— START OF Supplied entries —

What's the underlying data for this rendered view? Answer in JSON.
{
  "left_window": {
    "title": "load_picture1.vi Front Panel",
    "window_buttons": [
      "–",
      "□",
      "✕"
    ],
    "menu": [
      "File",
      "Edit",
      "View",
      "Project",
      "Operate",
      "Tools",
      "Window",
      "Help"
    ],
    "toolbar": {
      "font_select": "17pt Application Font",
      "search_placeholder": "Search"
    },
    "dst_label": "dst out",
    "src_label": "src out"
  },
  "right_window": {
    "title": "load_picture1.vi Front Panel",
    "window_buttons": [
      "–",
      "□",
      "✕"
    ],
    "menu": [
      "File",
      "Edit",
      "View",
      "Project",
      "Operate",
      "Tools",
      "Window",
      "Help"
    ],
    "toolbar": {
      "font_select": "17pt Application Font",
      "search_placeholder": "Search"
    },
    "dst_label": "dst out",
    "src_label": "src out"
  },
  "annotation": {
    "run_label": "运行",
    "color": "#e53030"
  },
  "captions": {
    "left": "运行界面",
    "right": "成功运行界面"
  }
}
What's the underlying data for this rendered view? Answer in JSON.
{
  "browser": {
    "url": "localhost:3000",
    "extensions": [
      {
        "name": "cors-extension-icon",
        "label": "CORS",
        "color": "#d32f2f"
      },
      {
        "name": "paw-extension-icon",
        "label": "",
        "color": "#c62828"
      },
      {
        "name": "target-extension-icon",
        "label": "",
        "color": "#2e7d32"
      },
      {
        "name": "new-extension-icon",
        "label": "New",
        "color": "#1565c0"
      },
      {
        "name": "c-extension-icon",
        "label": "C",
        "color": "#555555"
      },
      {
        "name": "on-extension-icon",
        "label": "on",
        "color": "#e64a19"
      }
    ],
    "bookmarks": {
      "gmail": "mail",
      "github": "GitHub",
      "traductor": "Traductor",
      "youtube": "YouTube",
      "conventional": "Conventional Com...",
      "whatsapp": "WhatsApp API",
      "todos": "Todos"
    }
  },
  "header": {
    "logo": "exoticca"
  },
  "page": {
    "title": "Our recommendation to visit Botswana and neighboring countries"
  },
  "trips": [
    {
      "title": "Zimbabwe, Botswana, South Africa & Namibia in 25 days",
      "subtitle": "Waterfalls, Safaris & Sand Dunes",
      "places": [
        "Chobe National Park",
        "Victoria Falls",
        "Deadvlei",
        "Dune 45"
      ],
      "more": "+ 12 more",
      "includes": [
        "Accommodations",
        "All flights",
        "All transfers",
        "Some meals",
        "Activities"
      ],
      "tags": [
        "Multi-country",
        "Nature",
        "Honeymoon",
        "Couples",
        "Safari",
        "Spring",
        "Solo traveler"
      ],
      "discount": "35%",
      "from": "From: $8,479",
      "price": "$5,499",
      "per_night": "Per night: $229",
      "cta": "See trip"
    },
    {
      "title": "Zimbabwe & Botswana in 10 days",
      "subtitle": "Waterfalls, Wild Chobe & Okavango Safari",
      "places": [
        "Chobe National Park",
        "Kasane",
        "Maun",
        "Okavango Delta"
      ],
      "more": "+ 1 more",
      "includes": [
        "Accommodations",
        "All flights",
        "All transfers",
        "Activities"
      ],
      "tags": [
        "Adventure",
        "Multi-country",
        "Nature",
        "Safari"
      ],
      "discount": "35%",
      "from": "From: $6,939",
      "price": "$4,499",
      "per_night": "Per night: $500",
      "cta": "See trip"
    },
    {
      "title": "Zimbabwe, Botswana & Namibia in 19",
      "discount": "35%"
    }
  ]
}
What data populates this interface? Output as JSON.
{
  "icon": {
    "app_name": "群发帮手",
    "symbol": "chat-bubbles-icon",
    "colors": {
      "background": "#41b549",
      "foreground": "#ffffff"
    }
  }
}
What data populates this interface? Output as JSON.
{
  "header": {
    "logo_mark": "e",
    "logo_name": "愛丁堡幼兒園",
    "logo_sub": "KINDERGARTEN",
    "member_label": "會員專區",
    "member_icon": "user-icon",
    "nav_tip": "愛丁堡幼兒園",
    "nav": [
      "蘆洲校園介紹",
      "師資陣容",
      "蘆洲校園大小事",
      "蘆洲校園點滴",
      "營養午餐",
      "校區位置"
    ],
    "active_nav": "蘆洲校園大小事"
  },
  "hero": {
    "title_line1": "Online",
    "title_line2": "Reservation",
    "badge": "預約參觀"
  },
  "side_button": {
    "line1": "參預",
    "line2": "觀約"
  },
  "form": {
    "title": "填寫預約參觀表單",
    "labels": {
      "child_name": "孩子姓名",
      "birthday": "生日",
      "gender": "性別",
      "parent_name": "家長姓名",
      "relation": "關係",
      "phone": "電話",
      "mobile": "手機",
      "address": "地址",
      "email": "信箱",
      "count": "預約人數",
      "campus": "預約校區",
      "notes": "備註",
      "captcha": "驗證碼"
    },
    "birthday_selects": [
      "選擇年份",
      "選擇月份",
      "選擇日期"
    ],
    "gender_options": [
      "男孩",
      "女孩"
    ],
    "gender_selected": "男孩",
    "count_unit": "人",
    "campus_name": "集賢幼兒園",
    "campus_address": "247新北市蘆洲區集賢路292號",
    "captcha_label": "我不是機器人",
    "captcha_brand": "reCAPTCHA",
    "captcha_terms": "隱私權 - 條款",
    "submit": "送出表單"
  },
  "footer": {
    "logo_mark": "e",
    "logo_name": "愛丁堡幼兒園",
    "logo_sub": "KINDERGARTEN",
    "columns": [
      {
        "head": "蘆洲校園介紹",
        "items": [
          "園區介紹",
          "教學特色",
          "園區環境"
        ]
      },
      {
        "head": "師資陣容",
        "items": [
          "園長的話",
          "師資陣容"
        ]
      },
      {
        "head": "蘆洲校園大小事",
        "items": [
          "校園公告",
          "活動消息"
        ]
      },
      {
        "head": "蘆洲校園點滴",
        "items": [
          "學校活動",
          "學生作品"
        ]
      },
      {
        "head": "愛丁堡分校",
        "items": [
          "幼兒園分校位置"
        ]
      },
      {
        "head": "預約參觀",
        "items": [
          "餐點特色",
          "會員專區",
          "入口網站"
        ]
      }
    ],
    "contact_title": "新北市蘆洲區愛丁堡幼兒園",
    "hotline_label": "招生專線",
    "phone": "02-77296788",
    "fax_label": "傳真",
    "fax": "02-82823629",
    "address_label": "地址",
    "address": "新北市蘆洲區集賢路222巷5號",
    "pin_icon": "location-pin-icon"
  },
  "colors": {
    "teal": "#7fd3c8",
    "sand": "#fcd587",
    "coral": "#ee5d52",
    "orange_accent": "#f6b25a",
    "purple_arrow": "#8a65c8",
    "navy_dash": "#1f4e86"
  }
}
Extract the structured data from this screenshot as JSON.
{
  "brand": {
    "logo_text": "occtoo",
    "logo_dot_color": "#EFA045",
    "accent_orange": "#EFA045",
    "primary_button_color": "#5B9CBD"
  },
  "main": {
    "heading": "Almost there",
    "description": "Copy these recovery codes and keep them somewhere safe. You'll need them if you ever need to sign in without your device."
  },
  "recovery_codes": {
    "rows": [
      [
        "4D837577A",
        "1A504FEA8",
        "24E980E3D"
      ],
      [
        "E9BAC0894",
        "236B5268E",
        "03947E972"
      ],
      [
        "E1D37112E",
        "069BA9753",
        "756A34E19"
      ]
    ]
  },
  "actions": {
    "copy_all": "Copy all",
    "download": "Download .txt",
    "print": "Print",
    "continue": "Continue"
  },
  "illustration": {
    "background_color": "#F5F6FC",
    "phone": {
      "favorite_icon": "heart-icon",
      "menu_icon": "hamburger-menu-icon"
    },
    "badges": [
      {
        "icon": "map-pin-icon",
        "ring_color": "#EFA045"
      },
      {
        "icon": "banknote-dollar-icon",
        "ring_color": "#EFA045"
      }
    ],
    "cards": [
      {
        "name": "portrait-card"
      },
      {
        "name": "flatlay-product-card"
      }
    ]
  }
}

— END OF Supplied entries —

### Problem description
Only a number is wanted: how many lines of the material above hold "Okavango"?

### The solution
2